Assignment:
Nothing but an exact repeat of the entries below should appear in your answer.

Items from a data source:
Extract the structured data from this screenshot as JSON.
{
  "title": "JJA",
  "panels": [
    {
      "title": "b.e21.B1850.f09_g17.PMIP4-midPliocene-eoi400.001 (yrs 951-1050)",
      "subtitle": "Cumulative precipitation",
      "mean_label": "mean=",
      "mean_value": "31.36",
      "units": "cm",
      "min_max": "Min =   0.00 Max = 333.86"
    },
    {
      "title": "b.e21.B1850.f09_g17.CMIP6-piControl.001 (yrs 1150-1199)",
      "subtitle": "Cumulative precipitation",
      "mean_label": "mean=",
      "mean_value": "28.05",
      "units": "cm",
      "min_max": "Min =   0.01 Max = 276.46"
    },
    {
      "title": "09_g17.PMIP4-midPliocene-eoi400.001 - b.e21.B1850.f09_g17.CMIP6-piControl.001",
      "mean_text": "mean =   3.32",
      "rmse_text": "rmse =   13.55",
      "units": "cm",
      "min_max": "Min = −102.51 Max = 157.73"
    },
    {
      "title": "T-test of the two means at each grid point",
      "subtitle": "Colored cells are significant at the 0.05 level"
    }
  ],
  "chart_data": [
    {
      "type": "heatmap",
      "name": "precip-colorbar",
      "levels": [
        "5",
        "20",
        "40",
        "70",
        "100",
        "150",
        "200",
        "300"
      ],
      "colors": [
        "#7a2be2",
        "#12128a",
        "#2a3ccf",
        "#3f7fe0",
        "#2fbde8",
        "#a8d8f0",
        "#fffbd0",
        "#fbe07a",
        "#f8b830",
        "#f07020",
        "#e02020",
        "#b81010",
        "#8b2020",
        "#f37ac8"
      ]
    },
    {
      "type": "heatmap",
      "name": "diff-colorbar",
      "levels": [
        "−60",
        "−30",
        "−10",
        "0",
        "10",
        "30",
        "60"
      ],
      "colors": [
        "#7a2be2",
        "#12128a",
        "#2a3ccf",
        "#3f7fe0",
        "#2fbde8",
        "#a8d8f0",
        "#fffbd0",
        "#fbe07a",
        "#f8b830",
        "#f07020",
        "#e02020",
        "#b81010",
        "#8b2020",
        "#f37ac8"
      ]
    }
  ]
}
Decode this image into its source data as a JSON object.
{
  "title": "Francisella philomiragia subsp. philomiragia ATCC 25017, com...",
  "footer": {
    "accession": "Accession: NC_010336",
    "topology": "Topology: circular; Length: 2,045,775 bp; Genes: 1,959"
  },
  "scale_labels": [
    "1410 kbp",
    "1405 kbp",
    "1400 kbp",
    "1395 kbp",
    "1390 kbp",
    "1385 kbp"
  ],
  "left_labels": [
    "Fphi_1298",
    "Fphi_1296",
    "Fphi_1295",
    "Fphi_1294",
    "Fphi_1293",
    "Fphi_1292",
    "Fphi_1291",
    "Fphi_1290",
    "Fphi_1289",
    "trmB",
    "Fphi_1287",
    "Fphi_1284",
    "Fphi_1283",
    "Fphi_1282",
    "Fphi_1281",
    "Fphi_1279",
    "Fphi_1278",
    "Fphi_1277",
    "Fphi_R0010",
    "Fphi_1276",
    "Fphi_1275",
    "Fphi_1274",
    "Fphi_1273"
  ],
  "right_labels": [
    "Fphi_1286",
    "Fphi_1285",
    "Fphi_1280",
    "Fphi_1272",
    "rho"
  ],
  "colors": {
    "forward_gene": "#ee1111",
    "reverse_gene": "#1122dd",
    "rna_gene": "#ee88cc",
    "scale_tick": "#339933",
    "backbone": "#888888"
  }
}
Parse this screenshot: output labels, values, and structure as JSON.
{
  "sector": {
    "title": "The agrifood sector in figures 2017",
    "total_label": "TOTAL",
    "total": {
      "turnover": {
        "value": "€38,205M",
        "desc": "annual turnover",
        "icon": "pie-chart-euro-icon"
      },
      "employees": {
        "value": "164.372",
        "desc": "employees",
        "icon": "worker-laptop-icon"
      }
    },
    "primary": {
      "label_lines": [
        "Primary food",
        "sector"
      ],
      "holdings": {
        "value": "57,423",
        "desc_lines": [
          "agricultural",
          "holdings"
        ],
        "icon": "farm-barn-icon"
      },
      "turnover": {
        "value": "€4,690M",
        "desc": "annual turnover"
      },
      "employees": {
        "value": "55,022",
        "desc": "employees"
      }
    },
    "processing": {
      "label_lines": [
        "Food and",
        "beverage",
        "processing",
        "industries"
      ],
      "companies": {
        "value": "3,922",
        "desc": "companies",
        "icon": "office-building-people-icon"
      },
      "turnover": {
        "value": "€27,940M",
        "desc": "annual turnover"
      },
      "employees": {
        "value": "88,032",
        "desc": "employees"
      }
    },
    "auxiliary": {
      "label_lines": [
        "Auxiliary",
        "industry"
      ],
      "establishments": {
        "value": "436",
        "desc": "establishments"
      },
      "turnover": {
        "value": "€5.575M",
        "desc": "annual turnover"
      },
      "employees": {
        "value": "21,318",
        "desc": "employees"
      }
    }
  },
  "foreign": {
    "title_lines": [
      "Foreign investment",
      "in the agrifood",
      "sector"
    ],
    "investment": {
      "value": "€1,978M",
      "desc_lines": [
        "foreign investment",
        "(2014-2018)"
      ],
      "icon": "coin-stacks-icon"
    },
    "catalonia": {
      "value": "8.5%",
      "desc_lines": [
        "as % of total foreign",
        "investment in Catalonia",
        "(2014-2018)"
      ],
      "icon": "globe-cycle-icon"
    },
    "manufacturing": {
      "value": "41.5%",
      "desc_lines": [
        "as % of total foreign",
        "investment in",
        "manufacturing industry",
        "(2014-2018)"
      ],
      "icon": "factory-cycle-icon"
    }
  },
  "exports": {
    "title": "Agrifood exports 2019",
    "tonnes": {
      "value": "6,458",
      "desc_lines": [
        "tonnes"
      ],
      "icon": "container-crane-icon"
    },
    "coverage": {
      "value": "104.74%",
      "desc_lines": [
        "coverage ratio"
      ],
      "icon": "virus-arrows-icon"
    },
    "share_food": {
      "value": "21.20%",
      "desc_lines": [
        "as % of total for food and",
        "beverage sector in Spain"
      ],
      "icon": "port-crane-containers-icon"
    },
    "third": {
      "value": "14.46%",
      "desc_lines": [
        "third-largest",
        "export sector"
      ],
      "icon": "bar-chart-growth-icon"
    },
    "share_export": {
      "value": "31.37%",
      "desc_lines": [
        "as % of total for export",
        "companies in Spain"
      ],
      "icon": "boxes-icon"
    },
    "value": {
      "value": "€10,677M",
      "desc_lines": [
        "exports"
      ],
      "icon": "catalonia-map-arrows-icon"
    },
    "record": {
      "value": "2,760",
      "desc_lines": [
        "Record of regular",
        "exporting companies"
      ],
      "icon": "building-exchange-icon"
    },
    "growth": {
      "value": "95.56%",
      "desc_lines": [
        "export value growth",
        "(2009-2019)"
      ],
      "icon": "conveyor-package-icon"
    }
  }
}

Written answer:
Extract the structured data from this screenshot as JSON.
{
  "title": "JJA",
  "panels": [
    {
      "title": "b.e21.B1850.f09_g17.PMIP4-midPliocene-eoi400.001 (yrs 951-1050)",
      "subtitle": "Cumulative precipitation",
      "mean_label": "mean=",
      "mean_value": "31.36",
      "units": "cm",
      "min_max": "Min =   0.00 Max = 333.86"
    },
    {
      "title": "b.e21.B1850.f09_g17.CMIP6-piControl.001 (yrs 1150-1199)",
      "subtitle": "Cumulative precipitation",
      "mean_label": "mean=",
      "mean_value": "28.05",
      "units": "cm",
      "min_max": "Min =   0.01 Max = 276.46"
    },
    {
      "title": "09_g17.PMIP4-midPliocene-eoi400.001 - b.e21.B1850.f09_g17.CMIP6-piControl.001",
      "mean_text": "mean =   3.32",
      "rmse_text": "rmse =   13.55",
      "units": "cm",
      "min_max": "Min = −102.51 Max = 157.73"
    },
    {
      "title": "T-test of the two means at each grid point",
      "subtitle": "Colored cells are significant at the 0.05 level"
    }
  ],
  "chart_data": [
    {
      "type": "heatmap",
      "name": "precip-colorbar",
      "levels": [
        "5",
        "20",
        "40",
        "70",
        "100",
        "150",
        "200",
        "300"
      ],
      "colors": [
        "#7a2be2",
        "#12128a",
        "#2a3ccf",
        "#3f7fe0",
        "#2fbde8",
        "#a8d8f0",
        "#fffbd0",
        "#fbe07a",
        "#f8b830",
        "#f07020",
        "#e02020",
        "#b81010",
        "#8b2020",
        "#f37ac8"
      ]
    },
    {
      "type": "heatmap",
      "name": "diff-colorbar",
      "levels": [
        "−60",
        "−30",
        "−10",
        "0",
        "10",
        "30",
        "60"
      ],
      "colors": [
        "#7a2be2",
        "#12128a",
        "#2a3ccf",
        "#3f7fe0",
        "#2fbde8",
        "#a8d8f0",
        "#fffbd0",
        "#fbe07a",
        "#f8b830",
        "#f07020",
        "#e02020",
        "#b81010",
        "#8b2020",
        "#f37ac8"
      ]
    }
  ]
}
Decode this image into its source data as a JSON object.
{
  "title": "Francisella philomiragia subsp. philomiragia ATCC 25017, com...",
  "footer": {
    "accession": "Accession: NC_010336",
    "topology": "Topology: circular; Length: 2,045,775 bp; Genes: 1,959"
  },
  "scale_labels": [
    "1410 kbp",
    "1405 kbp",
    "1400 kbp",
    "1395 kbp",
    "1390 kbp",
    "1385 kbp"
  ],
  "left_labels": [
    "Fphi_1298",
    "Fphi_1296",
    "Fphi_1295",
    "Fphi_1294",
    "Fphi_1293",
    "Fphi_1292",
    "Fphi_1291",
    "Fphi_1290",
    "Fphi_1289",
    "trmB",
    "Fphi_1287",
    "Fphi_1284",
    "Fphi_1283",
    "Fphi_1282",
    "Fphi_1281",
    "Fphi_1279",
    "Fphi_1278",
    "Fphi_1277",
    "Fphi_R0010",
    "Fphi_1276",
    "Fphi_1275",
    "Fphi_1274",
    "Fphi_1273"
  ],
  "right_labels": [
    "Fphi_1286",
    "Fphi_1285",
    "Fphi_1280",
    "Fphi_1272",
    "rho"
  ],
  "colors": {
    "forward_gene": "#ee1111",
    "reverse_gene": "#1122dd",
    "rna_gene": "#ee88cc",
    "scale_tick": "#339933",
    "backbone": "#888888"
  }
}
Parse this screenshot: output labels, values, and structure as JSON.
{
  "sector": {
    "title": "The agrifood sector in figures 2017",
    "total_label": "TOTAL",
    "total": {
      "turnover": {
        "value": "€38,205M",
        "desc": "annual turnover",
        "icon": "pie-chart-euro-icon"
      },
      "employees": {
        "value": "164.372",
        "desc": "employees",
        "icon": "worker-laptop-icon"
      }
    },
    "primary": {
      "label_lines": [
        "Primary food",
        "sector"
      ],
      "holdings": {
        "value": "57,423",
        "desc_lines": [
          "agricultural",
          "holdings"
        ],
        "icon": "farm-barn-icon"
      },
      "turnover": {
        "value": "€4,690M",
        "desc": "annual turnover"
      },
      "employees": {
        "value": "55,022",
        "desc": "employees"
      }
    },
    "processing": {
      "label_lines": [
        "Food and",
        "beverage",
        "processing",
        "industries"
      ],
      "companies": {
        "value": "3,922",
        "desc": "companies",
        "icon": "office-building-people-icon"
      },
      "turnover": {
        "value": "€27,940M",
        "desc": "annual turnover"
      },
      "employees": {
        "value": "88,032",
        "desc": "employees"
      }
    },
    "auxiliary": {
      "label_lines": [
        "Auxiliary",
        "industry"
      ],
      "establishments": {
        "value": "436",
        "desc": "establishments"
      },
      "turnover": {
        "value": "€5.575M",
        "desc": "annual turnover"
      },
      "employees": {
        "value": "21,318",
        "desc": "employees"
      }
    }
  },
  "foreign": {
    "title_lines": [
      "Foreign investment",
      "in the agrifood",
      "sector"
    ],
    "investment": {
      "value": "€1,978M",
      "desc_lines": [
        "foreign investment",
        "(2014-2018)"
      ],
      "icon": "coin-stacks-icon"
    },
    "catalonia": {
      "value": "8.5%",
      "desc_lines": [
        "as % of total foreign",
        "investment in Catalonia",
        "(2014-2018)"
      ],
      "icon": "globe-cycle-icon"
    },
    "manufacturing": {
      "value": "41.5%",
      "desc_lines": [
        "as % of total foreign",
        "investment in",
        "manufacturing industry",
        "(2014-2018)"
      ],
      "icon": "factory-cycle-icon"
    }
  },
  "exports": {
    "title": "Agrifood exports 2019",
    "tonnes": {
      "value": "6,458",
      "desc_lines": [
        "tonnes"
      ],
      "icon": "container-crane-icon"
    },
    "coverage": {
      "value": "104.74%",
      "desc_lines": [
        "coverage ratio"
      ],
      "icon": "virus-arrows-icon"
    },
    "share_food": {
      "value": "21.20%",
      "desc_lines": [
        "as % of total for food and",
        "beverage sector in Spain"
      ],
      "icon": "port-crane-containers-icon"
    },
    "third": {
      "value": "14.46%",
      "desc_lines": [
        "third-largest",
        "export sector"
      ],
      "icon": "bar-chart-growth-icon"
    },
    "share_export": {
      "value": "31.37%",
      "desc_lines": [
        "as % of total for export",
        "companies in Spain"
      ],
      "icon": "boxes-icon"
    },
    "value": {
      "value": "€10,677M",
      "desc_lines": [
        "exports"
      ],
      "icon": "catalonia-map-arrows-icon"
    },
    "record": {
      "value": "2,760",
      "desc_lines": [
        "Record of regular",
        "exporting companies"
      ],
      "icon": "building-exchange-icon"
    },
    "growth": {
      "value": "95.56%",
      "desc_lines": [
        "export value growth",
        "(2009-2019)"
      ],
      "icon": "conveyor-package-icon"
    }
  }
}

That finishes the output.